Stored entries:
##############################

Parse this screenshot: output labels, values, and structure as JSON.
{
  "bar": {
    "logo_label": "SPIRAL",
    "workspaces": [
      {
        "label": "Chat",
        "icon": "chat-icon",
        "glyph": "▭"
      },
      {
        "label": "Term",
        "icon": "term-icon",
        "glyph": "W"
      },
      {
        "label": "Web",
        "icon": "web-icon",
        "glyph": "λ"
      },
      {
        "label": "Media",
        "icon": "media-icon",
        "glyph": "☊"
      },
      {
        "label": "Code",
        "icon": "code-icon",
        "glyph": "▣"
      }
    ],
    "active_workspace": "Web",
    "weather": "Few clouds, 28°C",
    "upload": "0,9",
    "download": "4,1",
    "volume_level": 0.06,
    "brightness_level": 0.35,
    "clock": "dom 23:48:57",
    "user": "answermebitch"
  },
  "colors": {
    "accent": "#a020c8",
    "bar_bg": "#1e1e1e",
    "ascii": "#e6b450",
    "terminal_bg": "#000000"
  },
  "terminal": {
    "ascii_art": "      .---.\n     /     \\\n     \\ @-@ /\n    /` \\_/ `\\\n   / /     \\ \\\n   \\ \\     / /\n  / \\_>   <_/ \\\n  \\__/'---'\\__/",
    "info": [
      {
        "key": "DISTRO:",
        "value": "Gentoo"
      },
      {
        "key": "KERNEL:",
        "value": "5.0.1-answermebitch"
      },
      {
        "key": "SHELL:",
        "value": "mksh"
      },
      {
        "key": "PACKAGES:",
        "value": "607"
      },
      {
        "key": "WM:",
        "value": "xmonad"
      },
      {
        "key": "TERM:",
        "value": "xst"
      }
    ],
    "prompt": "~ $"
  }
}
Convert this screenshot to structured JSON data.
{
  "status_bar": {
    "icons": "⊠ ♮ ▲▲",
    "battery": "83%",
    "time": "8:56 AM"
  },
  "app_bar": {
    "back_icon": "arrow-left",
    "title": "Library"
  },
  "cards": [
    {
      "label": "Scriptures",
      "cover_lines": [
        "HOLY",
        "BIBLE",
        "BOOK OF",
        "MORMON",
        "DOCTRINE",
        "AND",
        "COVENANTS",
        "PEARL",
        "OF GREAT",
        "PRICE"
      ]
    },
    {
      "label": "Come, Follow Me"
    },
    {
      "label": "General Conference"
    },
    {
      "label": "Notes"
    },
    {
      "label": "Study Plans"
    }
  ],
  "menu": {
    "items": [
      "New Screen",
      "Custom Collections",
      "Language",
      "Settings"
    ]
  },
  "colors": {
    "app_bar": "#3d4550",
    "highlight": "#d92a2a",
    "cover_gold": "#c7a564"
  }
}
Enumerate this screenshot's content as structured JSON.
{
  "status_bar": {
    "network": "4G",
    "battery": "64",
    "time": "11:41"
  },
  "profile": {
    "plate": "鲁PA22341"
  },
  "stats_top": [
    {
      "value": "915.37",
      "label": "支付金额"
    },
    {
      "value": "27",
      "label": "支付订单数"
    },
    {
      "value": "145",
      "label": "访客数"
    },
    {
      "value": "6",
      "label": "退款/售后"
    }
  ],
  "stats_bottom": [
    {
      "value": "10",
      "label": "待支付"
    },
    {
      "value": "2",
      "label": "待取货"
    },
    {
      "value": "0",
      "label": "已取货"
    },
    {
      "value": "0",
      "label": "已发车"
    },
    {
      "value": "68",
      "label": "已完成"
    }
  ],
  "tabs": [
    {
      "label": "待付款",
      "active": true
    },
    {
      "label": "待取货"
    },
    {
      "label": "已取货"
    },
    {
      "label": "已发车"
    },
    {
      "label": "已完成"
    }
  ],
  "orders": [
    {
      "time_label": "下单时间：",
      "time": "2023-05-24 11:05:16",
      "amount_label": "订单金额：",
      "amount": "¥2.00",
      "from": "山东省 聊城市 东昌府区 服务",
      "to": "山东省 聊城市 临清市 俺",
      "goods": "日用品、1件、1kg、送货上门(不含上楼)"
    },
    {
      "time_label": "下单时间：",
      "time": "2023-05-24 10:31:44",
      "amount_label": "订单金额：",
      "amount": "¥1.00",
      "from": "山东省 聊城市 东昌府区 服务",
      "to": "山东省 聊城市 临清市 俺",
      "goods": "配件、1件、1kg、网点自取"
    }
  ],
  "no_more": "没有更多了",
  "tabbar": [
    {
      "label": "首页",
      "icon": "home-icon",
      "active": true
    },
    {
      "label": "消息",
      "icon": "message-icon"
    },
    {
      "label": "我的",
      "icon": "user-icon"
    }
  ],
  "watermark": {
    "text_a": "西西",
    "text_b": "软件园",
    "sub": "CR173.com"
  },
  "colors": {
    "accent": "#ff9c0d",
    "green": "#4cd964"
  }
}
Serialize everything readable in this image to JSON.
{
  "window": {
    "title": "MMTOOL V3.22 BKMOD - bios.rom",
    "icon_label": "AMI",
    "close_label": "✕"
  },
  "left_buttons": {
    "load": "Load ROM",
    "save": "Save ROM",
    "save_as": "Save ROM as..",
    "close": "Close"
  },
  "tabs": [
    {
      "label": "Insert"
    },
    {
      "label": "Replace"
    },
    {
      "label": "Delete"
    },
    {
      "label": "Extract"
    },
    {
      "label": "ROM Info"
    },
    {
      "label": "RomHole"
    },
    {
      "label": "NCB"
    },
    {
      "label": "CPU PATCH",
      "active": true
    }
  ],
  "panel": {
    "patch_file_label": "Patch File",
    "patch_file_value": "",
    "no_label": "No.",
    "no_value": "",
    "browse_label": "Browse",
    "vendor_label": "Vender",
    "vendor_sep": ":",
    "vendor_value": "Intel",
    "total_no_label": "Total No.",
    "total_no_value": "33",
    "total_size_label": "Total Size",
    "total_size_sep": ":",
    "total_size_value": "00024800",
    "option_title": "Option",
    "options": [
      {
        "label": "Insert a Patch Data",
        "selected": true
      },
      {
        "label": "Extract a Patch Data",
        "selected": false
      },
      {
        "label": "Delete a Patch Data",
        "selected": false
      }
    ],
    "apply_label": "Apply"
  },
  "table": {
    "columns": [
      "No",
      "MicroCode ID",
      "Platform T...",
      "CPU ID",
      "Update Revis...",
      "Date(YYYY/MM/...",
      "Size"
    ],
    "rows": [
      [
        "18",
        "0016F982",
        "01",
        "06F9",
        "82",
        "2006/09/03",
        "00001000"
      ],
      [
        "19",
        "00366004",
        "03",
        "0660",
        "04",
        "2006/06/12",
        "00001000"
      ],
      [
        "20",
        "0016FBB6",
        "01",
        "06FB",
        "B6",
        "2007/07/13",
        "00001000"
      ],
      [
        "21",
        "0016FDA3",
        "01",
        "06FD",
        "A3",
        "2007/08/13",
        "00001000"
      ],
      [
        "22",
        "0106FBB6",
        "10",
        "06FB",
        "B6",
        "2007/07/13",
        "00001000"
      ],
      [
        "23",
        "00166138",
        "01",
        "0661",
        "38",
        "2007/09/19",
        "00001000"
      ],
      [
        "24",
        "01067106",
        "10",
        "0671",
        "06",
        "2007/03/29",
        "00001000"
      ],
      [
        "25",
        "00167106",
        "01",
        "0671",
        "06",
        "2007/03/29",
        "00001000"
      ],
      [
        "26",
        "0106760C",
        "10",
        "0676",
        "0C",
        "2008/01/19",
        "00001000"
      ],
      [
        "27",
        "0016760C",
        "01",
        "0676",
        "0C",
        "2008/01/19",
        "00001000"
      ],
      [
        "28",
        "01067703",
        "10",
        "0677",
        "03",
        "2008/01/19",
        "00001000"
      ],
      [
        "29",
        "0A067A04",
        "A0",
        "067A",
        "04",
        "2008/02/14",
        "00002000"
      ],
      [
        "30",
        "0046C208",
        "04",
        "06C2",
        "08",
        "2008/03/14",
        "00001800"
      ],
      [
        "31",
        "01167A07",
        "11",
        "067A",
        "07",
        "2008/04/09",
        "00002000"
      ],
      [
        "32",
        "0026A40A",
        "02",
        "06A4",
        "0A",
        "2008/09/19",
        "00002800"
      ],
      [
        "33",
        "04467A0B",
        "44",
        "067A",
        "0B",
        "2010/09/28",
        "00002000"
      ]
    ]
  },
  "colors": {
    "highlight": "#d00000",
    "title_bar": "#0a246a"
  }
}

##############################

Copy each line of the preceding data that contains the string "JSON".

Parse this screenshot: output labels, values, and structure as JSON.
Convert this screenshot to structured JSON data.
Enumerate this screenshot's content as structured JSON.
Serialize everything readable in this image to JSON.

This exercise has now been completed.